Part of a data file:
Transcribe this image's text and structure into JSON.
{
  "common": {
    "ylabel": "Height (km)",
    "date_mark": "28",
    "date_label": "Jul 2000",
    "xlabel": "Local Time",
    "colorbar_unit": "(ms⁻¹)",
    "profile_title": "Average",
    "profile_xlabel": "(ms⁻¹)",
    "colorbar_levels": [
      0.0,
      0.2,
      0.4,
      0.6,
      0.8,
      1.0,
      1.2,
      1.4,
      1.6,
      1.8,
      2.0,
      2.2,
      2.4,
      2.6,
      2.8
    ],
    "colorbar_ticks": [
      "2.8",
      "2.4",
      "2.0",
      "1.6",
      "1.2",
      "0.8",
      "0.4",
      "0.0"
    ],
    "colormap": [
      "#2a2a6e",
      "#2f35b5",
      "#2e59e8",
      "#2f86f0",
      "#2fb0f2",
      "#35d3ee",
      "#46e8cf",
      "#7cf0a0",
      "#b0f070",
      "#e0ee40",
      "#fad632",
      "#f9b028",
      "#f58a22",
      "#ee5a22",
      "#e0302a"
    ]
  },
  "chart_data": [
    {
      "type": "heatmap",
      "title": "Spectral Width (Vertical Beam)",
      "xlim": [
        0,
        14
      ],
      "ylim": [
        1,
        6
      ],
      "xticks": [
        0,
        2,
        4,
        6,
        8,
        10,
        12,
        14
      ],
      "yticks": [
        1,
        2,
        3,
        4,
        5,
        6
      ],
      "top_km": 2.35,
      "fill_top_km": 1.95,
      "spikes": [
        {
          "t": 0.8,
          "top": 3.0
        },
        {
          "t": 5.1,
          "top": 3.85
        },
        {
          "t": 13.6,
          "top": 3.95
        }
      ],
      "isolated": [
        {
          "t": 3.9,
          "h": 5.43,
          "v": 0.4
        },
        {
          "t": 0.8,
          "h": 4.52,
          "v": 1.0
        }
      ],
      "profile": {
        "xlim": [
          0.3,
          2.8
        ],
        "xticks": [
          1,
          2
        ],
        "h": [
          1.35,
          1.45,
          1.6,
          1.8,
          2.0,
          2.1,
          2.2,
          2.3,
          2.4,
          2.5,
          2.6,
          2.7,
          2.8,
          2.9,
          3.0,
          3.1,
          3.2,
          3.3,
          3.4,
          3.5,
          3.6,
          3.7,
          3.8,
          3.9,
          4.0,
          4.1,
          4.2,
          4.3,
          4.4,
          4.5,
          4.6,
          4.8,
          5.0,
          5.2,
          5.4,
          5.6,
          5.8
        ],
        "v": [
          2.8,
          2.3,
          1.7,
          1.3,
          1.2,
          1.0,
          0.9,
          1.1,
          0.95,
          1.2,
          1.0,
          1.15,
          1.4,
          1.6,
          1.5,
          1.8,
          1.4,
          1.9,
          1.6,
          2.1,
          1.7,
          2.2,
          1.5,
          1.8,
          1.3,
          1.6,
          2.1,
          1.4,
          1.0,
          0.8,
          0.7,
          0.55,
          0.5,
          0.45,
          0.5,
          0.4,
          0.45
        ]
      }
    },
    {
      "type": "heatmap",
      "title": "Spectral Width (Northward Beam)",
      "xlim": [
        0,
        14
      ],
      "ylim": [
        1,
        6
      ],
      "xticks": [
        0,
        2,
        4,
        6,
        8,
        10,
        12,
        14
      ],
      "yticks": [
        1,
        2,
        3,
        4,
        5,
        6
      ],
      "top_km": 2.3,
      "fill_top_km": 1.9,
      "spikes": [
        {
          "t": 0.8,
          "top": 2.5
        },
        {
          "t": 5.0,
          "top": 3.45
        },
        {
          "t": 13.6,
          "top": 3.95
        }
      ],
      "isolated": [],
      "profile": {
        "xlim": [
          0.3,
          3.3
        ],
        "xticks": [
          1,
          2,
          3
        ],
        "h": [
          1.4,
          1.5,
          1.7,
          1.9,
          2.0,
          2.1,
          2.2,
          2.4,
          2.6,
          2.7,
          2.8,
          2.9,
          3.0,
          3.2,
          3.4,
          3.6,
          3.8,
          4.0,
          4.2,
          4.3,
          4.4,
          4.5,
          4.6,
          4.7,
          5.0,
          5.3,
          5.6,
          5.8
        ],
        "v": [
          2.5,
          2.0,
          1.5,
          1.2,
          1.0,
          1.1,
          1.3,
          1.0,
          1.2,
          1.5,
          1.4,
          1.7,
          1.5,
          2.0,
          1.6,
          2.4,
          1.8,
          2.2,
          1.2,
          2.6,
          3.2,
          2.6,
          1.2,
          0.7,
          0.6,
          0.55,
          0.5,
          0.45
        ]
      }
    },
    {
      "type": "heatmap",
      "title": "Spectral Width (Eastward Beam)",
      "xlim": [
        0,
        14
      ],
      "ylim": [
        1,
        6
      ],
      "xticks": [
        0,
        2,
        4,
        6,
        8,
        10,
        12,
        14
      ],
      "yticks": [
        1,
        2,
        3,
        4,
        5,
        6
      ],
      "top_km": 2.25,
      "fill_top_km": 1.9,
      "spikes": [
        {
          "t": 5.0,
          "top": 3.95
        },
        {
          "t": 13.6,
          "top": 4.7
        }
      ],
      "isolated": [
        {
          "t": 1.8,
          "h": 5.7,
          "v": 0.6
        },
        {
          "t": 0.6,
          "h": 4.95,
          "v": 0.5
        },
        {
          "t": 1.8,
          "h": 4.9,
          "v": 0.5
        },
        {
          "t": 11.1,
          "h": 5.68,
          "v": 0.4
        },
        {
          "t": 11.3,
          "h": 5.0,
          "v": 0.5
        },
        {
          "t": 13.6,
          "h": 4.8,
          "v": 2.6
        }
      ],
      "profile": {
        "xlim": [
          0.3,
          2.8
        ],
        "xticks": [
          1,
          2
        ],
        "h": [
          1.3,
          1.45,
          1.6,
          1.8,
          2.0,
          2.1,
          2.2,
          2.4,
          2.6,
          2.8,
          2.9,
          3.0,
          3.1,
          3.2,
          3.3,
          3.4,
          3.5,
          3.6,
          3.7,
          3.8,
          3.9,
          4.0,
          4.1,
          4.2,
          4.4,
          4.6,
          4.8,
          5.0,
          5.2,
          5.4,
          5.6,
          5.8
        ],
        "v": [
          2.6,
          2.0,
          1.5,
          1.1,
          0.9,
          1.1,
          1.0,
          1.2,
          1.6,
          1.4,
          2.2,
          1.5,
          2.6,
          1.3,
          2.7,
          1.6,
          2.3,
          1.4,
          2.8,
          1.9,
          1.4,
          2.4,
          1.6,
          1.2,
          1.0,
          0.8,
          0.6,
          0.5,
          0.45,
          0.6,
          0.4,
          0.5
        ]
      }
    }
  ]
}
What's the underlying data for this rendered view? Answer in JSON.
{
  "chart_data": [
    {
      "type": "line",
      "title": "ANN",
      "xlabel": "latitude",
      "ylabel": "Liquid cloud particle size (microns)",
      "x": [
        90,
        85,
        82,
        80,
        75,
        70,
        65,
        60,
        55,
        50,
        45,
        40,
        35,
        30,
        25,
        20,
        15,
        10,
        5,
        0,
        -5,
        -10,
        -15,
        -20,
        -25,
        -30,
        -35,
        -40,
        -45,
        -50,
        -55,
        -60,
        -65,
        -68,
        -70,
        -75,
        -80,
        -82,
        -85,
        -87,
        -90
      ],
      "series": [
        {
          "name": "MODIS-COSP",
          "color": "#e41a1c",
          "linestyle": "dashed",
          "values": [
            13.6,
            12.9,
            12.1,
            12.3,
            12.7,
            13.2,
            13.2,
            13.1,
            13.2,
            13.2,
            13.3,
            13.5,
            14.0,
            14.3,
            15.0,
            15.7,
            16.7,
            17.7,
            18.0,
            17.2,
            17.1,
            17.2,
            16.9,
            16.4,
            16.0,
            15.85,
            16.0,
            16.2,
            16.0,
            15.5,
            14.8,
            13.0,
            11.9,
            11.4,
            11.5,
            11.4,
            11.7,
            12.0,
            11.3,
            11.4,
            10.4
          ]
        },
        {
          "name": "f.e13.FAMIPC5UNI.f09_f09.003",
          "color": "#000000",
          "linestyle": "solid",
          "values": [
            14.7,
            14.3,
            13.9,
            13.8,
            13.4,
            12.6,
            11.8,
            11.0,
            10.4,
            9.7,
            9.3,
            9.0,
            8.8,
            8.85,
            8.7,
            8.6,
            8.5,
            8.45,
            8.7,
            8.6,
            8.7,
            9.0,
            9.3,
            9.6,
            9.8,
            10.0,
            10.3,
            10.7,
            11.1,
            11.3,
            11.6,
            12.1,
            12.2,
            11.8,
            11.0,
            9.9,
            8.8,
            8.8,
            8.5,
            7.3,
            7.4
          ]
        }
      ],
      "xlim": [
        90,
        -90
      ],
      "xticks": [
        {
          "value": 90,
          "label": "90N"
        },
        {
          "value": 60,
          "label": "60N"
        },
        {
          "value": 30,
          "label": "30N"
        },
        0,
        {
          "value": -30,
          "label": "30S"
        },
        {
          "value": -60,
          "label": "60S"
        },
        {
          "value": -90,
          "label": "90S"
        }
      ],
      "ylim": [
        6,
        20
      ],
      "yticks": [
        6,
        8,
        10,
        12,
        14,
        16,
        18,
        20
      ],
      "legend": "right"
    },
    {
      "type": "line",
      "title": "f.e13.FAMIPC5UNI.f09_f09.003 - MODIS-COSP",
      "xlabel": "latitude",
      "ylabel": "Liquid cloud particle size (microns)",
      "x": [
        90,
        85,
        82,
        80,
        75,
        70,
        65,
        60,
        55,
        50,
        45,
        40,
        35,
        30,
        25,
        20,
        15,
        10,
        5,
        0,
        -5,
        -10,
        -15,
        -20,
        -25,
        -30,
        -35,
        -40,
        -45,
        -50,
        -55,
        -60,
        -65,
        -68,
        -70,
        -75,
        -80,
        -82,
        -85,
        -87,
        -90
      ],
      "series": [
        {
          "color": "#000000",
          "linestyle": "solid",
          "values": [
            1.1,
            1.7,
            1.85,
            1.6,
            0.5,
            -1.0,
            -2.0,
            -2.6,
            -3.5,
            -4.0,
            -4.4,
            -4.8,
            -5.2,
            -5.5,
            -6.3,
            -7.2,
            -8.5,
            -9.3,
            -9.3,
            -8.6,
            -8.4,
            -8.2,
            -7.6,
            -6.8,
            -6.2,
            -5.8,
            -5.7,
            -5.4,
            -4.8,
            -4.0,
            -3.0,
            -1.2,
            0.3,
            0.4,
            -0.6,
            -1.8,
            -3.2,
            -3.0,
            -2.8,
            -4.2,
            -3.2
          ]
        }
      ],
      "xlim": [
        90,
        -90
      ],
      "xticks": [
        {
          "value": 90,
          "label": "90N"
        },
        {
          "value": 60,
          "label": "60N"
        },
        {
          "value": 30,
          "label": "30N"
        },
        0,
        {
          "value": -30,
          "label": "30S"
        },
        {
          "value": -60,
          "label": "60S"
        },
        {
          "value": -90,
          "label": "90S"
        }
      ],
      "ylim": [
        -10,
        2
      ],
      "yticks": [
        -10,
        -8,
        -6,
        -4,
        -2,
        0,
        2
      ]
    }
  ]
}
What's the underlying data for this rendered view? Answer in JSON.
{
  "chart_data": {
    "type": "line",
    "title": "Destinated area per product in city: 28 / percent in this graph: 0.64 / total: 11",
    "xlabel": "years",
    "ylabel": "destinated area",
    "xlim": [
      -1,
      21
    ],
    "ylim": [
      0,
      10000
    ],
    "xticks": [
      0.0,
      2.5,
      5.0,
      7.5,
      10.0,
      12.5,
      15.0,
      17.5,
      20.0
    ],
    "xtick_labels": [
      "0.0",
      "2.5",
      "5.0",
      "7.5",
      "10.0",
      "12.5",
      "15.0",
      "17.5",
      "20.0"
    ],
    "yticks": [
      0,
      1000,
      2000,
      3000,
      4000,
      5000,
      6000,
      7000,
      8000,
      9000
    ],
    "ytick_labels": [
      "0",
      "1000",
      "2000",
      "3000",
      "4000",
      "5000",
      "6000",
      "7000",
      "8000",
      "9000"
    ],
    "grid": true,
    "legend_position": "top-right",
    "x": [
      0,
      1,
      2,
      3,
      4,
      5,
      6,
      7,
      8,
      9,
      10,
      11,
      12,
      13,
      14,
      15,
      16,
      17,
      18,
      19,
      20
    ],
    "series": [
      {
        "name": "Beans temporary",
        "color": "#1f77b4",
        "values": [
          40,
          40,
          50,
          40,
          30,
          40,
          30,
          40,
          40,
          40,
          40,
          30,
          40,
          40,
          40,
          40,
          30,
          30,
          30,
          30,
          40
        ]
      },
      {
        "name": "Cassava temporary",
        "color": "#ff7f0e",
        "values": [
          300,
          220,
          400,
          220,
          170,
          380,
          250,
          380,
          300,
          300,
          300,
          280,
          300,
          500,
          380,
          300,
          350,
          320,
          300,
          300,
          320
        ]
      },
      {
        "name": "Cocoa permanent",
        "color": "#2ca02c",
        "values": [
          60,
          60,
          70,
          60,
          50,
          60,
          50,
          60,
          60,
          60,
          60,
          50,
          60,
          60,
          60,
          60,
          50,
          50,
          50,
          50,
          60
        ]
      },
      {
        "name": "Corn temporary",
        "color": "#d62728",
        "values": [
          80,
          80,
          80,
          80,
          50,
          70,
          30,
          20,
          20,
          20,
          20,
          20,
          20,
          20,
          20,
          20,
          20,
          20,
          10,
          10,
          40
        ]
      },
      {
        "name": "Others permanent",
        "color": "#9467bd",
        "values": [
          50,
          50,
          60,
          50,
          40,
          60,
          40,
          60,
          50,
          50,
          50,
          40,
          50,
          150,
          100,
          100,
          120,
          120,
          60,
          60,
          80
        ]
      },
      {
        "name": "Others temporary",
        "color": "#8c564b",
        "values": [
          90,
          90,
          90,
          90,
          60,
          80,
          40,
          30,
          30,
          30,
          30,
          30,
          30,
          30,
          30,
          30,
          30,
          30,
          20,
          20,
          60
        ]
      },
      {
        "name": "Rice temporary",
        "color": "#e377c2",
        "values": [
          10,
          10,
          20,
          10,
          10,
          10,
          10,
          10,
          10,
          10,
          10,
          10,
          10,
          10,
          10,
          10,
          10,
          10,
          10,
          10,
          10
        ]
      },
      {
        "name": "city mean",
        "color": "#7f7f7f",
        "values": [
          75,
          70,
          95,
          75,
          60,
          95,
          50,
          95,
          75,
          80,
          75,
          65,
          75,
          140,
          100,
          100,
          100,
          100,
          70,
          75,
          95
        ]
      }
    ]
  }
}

SET PROBLEM: Gather each line in these records that contains the string "temporary".

EXERCISE OUTPUT:
        "name": "Beans temporary",
        "name": "Cassava temporary",
        "name": "Corn temporary",
        "name": "Others temporary",
        "name": "Rice temporary",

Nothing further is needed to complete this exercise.